### What is required:
Copy out every one of the lines below word for word, leaving out the pictures.

### Data extract:
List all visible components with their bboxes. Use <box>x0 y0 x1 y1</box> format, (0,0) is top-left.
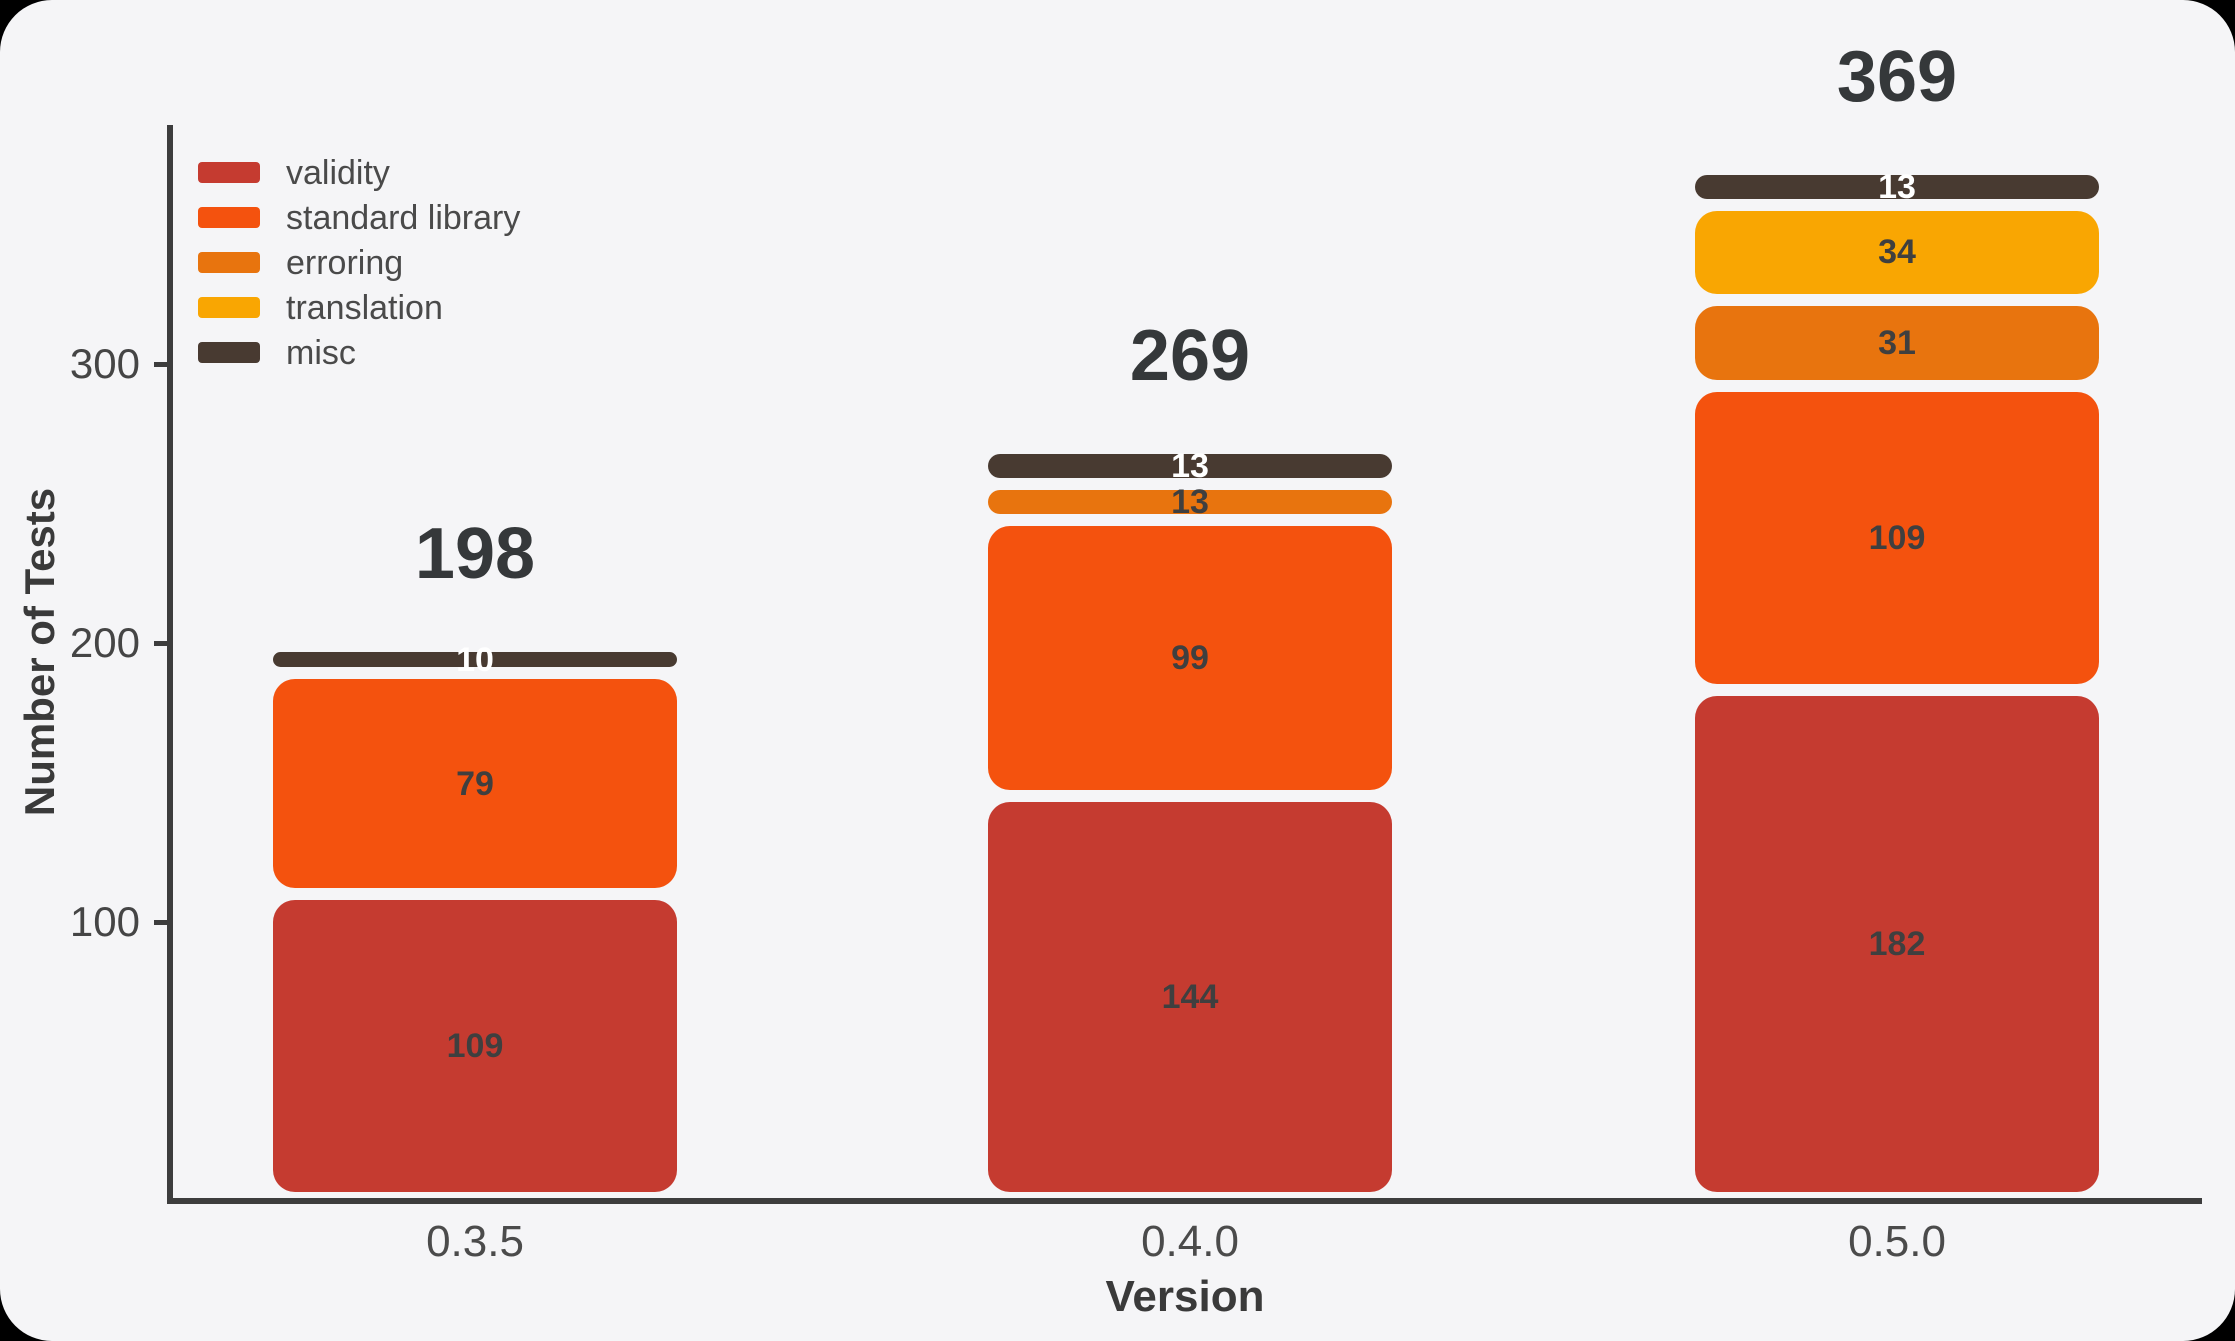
bar-total-label: 269 <box>1129 315 1251 396</box>
segment-validity: 109 <box>273 899 677 1192</box>
legend-swatch <box>198 297 260 318</box>
legend-item: erroring <box>198 240 520 285</box>
segment-standard-library: 99 <box>988 526 1392 791</box>
legend-item: misc <box>198 330 520 375</box>
segment-value-label: 182 <box>1868 925 1926 964</box>
segment-validity: 144 <box>988 802 1392 1192</box>
segment-value-label: 99 <box>1171 639 1209 678</box>
segment-value-label: 34 <box>1878 233 1916 272</box>
legend-swatch <box>198 342 260 363</box>
y-tick-label: 300 <box>69 340 140 387</box>
legend-item: standard library <box>198 195 520 240</box>
x-axis-line <box>167 1198 2202 1204</box>
bar-total-label: 198 <box>414 513 536 594</box>
segment-standard-library: 109 <box>1695 392 2099 685</box>
segment-value-label: 13 <box>1171 446 1209 485</box>
segment-translation: 34 <box>1695 210 2099 294</box>
segment-misc: 13 <box>988 449 1392 483</box>
segment-value-label: 13 <box>1878 167 1916 206</box>
y-tick <box>154 362 170 367</box>
bar-0.5.0: 369 13 34 31 109 182 <box>1695 41 2099 1192</box>
legend-item-label: validity <box>286 153 390 192</box>
y-tick-label: 100 <box>69 898 140 945</box>
x-tick-label: 0.5.0 <box>1848 1217 1946 1266</box>
segment-value-label: 13 <box>1171 482 1209 521</box>
legend-item: translation <box>198 285 520 330</box>
segment-misc: 10 <box>273 643 677 677</box>
x-tick-label: 0.3.5 <box>426 1217 524 1266</box>
segment-value-label: 144 <box>1161 978 1219 1017</box>
bar-total-label: 369 <box>1836 36 1958 117</box>
segment-value-label: 10 <box>456 640 494 679</box>
x-tick-label: 0.4.0 <box>1141 1217 1239 1266</box>
y-tick-label: 200 <box>69 619 140 666</box>
x-axis-title: Version <box>1105 1272 1265 1321</box>
legend-item-label: misc <box>286 333 356 372</box>
legend: validity standard library erroring translat… <box>198 150 520 375</box>
legend-item-label: erroring <box>286 243 404 282</box>
legend-item: validity <box>198 150 520 195</box>
segment-value-label: 79 <box>456 764 494 803</box>
segment-erroring: 31 <box>1695 305 2099 381</box>
bar-0.3.5: 198 10 79 109 <box>273 518 677 1192</box>
bar-0.4.0: 269 13 13 99 144 <box>988 320 1392 1192</box>
segment-value-label: 109 <box>1868 519 1926 558</box>
segment-standard-library: 79 <box>273 679 677 888</box>
segment-erroring: 13 <box>988 485 1392 519</box>
legend-swatch <box>198 252 260 273</box>
segment-validity: 182 <box>1695 696 2099 1192</box>
legend-swatch <box>198 162 260 183</box>
segment-misc: 13 <box>1695 170 2099 204</box>
segment-value-label: 109 <box>446 1026 504 1065</box>
legend-item-label: standard library <box>286 198 521 237</box>
y-tick <box>154 920 170 925</box>
y-axis-line <box>167 125 173 1204</box>
y-tick <box>154 641 170 646</box>
legend-item-label: translation <box>286 288 443 327</box>
segment-value-label: 31 <box>1878 323 1916 362</box>
legend-swatch <box>198 207 260 228</box>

### Response for this exercise:
List all visible components with their bboxes. Use <box>x0 y0 x1 y1</box> format, (0,0) is top-left.
bar-total-label: 269 <box>1129 315 1251 396</box>
segment-validity: 109 <box>273 899 677 1192</box>
legend-swatch <box>198 297 260 318</box>
legend-item: erroring <box>198 240 520 285</box>
segment-standard-library: 99 <box>988 526 1392 791</box>
legend-item: misc <box>198 330 520 375</box>
segment-value-label: 182 <box>1868 925 1926 964</box>
segment-validity: 144 <box>988 802 1392 1192</box>
segment-value-label: 99 <box>1171 639 1209 678</box>
segment-value-label: 34 <box>1878 233 1916 272</box>
legend-swatch <box>198 342 260 363</box>
y-tick-label: 300 <box>69 340 140 387</box>
legend-item: standard library <box>198 195 520 240</box>
x-axis-line <box>167 1198 2202 1204</box>
bar-total-label: 198 <box>414 513 536 594</box>
segment-standard-library: 109 <box>1695 392 2099 685</box>
segment-value-label: 13 <box>1171 446 1209 485</box>
segment-translation: 34 <box>1695 210 2099 294</box>
segment-misc: 13 <box>988 449 1392 483</box>
segment-value-label: 13 <box>1878 167 1916 206</box>
y-tick <box>154 362 170 367</box>
bar-0.5.0: 369 13 34 31 109 182 <box>1695 41 2099 1192</box>
legend-item-label: validity <box>286 153 390 192</box>
y-tick-label: 100 <box>69 898 140 945</box>
x-tick-label: 0.5.0 <box>1848 1217 1946 1266</box>
segment-value-label: 13 <box>1171 482 1209 521</box>
legend-item: translation <box>198 285 520 330</box>
segment-misc: 10 <box>273 643 677 677</box>
x-tick-label: 0.3.5 <box>426 1217 524 1266</box>
segment-value-label: 144 <box>1161 978 1219 1017</box>
bar-total-label: 369 <box>1836 36 1958 117</box>
segment-value-label: 10 <box>456 640 494 679</box>
x-tick-label: 0.4.0 <box>1141 1217 1239 1266</box>
y-tick-label: 200 <box>69 619 140 666</box>
x-axis-title: Version <box>1105 1272 1265 1321</box>
legend-item-label: misc <box>286 333 356 372</box>
legend: validity standard library erroring translat… <box>198 150 520 375</box>
legend-item-label: erroring <box>286 243 404 282</box>
legend-item: validity <box>198 150 520 195</box>
segment-value-label: 79 <box>456 764 494 803</box>
segment-erroring: 31 <box>1695 305 2099 381</box>
bar-0.3.5: 198 10 79 109 <box>273 518 677 1192</box>
bar-0.4.0: 269 13 13 99 144 <box>988 320 1392 1192</box>
segment-value-label: 109 <box>1868 519 1926 558</box>
segment-standard-library: 79 <box>273 679 677 888</box>
segment-erroring: 13 <box>988 485 1392 519</box>
legend-swatch <box>198 252 260 273</box>
segment-validity: 182 <box>1695 696 2099 1192</box>
legend-swatch <box>198 162 260 183</box>
segment-misc: 13 <box>1695 170 2099 204</box>
segment-value-label: 109 <box>446 1026 504 1065</box>
legend-item-label: standard library <box>286 198 521 237</box>
y-tick <box>154 920 170 925</box>
y-axis-line <box>167 125 173 1204</box>
y-tick <box>154 641 170 646</box>
legend-item-label: translation <box>286 288 443 327</box>
segment-value-label: 31 <box>1878 323 1916 362</box>
legend-swatch <box>198 207 260 228</box>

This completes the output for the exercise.